Problem description: Write out the complete material exactly as it stands.

Dataset entries:
----------

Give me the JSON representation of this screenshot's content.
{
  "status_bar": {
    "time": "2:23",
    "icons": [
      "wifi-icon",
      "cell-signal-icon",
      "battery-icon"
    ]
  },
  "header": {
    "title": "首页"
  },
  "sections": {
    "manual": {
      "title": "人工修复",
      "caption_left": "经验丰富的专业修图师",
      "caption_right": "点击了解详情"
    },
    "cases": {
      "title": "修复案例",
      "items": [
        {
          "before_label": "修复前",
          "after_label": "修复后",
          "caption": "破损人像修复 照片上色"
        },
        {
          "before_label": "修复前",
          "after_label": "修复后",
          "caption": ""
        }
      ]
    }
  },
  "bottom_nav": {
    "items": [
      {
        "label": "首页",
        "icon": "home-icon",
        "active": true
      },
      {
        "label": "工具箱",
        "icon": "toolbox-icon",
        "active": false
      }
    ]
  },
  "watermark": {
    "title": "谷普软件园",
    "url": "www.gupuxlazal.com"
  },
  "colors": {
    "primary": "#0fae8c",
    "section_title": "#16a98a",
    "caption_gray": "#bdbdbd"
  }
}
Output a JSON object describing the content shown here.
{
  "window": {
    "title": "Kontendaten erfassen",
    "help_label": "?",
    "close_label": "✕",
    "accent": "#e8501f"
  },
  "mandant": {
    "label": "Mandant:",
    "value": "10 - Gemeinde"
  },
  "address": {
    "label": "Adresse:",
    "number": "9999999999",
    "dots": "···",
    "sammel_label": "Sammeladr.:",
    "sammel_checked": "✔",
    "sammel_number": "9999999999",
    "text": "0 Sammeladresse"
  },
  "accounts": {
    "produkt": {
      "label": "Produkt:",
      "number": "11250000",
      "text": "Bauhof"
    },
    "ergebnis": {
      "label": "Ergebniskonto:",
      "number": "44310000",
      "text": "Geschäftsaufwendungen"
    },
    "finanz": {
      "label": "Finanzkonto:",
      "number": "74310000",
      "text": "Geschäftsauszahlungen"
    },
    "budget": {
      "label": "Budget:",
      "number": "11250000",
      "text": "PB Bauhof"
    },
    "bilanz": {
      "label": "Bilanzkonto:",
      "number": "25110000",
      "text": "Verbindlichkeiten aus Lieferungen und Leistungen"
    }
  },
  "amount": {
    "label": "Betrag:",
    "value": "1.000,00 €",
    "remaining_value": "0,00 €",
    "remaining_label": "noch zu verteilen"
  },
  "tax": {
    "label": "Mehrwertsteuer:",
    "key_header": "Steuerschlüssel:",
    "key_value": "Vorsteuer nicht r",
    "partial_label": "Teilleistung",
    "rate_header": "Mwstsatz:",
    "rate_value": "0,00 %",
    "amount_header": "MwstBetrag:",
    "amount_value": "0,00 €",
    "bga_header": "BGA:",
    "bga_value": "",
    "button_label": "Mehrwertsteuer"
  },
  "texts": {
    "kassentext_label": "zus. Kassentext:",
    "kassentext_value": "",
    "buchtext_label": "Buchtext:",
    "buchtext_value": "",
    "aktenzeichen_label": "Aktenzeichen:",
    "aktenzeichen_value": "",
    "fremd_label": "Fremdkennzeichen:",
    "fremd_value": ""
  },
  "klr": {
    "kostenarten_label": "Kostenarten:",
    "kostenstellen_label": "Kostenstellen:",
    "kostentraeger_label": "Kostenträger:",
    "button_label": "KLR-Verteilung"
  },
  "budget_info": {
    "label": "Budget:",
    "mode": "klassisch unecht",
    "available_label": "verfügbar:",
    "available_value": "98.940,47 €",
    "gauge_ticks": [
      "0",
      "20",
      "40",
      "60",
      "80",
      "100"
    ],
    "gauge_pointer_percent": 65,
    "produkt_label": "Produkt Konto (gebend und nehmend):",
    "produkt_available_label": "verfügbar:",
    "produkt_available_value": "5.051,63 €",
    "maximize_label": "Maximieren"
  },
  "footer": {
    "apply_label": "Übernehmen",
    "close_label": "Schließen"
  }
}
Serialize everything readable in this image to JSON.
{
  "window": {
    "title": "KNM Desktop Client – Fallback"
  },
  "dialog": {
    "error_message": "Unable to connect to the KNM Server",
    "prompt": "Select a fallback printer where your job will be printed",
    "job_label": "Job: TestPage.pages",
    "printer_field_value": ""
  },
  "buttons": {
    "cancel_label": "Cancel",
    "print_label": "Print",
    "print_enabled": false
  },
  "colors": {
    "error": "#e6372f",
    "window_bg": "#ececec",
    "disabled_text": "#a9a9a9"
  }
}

----------

Complete response:
Give me the JSON representation of this screenshot's content.
{
  "status_bar": {
    "time": "2:23",
    "icons": [
      "wifi-icon",
      "cell-signal-icon",
      "battery-icon"
    ]
  },
  "header": {
    "title": "首页"
  },
  "sections": {
    "manual": {
      "title": "人工修复",
      "caption_left": "经验丰富的专业修图师",
      "caption_right": "点击了解详情"
    },
    "cases": {
      "title": "修复案例",
      "items": [
        {
          "before_label": "修复前",
          "after_label": "修复后",
          "caption": "破损人像修复 照片上色"
        },
        {
          "before_label": "修复前",
          "after_label": "修复后",
          "caption": ""
        }
      ]
    }
  },
  "bottom_nav": {
    "items": [
      {
        "label": "首页",
        "icon": "home-icon",
        "active": true
      },
      {
        "label": "工具箱",
        "icon": "toolbox-icon",
        "active": false
      }
    ]
  },
  "watermark": {
    "title": "谷普软件园",
    "url": "www.gupuxlazal.com"
  },
  "colors": {
    "primary": "#0fae8c",
    "section_title": "#16a98a",
    "caption_gray": "#bdbdbd"
  }
}
Output a JSON object describing the content shown here.
{
  "window": {
    "title": "Kontendaten erfassen",
    "help_label": "?",
    "close_label": "✕",
    "accent": "#e8501f"
  },
  "mandant": {
    "label": "Mandant:",
    "value": "10 - Gemeinde"
  },
  "address": {
    "label": "Adresse:",
    "number": "9999999999",
    "dots": "···",
    "sammel_label": "Sammeladr.:",
    "sammel_checked": "✔",
    "sammel_number": "9999999999",
    "text": "0 Sammeladresse"
  },
  "accounts": {
    "produkt": {
      "label": "Produkt:",
      "number": "11250000",
      "text": "Bauhof"
    },
    "ergebnis": {
      "label": "Ergebniskonto:",
      "number": "44310000",
      "text": "Geschäftsaufwendungen"
    },
    "finanz": {
      "label": "Finanzkonto:",
      "number": "74310000",
      "text": "Geschäftsauszahlungen"
    },
    "budget": {
      "label": "Budget:",
      "number": "11250000",
      "text": "PB Bauhof"
    },
    "bilanz": {
      "label": "Bilanzkonto:",
      "number": "25110000",
      "text": "Verbindlichkeiten aus Lieferungen und Leistungen"
    }
  },
  "amount": {
    "label": "Betrag:",
    "value": "1.000,00 €",
    "remaining_value": "0,00 €",
    "remaining_label": "noch zu verteilen"
  },
  "tax": {
    "label": "Mehrwertsteuer:",
    "key_header": "Steuerschlüssel:",
    "key_value": "Vorsteuer nicht r",
    "partial_label": "Teilleistung",
    "rate_header": "Mwstsatz:",
    "rate_value": "0,00 %",
    "amount_header": "MwstBetrag:",
    "amount_value": "0,00 €",
    "bga_header": "BGA:",
    "bga_value": "",
    "button_label": "Mehrwertsteuer"
  },
  "texts": {
    "kassentext_label": "zus. Kassentext:",
    "kassentext_value": "",
    "buchtext_label": "Buchtext:",
    "buchtext_value": "",
    "aktenzeichen_label": "Aktenzeichen:",
    "aktenzeichen_value": "",
    "fremd_label": "Fremdkennzeichen:",
    "fremd_value": ""
  },
  "klr": {
    "kostenarten_label": "Kostenarten:",
    "kostenstellen_label": "Kostenstellen:",
    "kostentraeger_label": "Kostenträger:",
    "button_label": "KLR-Verteilung"
  },
  "budget_info": {
    "label": "Budget:",
    "mode": "klassisch unecht",
    "available_label": "verfügbar:",
    "available_value": "98.940,47 €",
    "gauge_ticks": [
      "0",
      "20",
      "40",
      "60",
      "80",
      "100"
    ],
    "gauge_pointer_percent": 65,
    "produkt_label": "Produkt Konto (gebend und nehmend):",
    "produkt_available_label": "verfügbar:",
    "produkt_available_value": "5.051,63 €",
    "maximize_label": "Maximieren"
  },
  "footer": {
    "apply_label": "Übernehmen",
    "close_label": "Schließen"
  }
}
Serialize everything readable in this image to JSON.
{
  "window": {
    "title": "KNM Desktop Client – Fallback"
  },
  "dialog": {
    "error_message": "Unable to connect to the KNM Server",
    "prompt": "Select a fallback printer where your job will be printed",
    "job_label": "Job: TestPage.pages",
    "printer_field_value": ""
  },
  "buttons": {
    "cancel_label": "Cancel",
    "print_label": "Print",
    "print_enabled": false
  },
  "colors": {
    "error": "#e6372f",
    "window_bg": "#ececec",
    "disabled_text": "#a9a9a9"
  }
}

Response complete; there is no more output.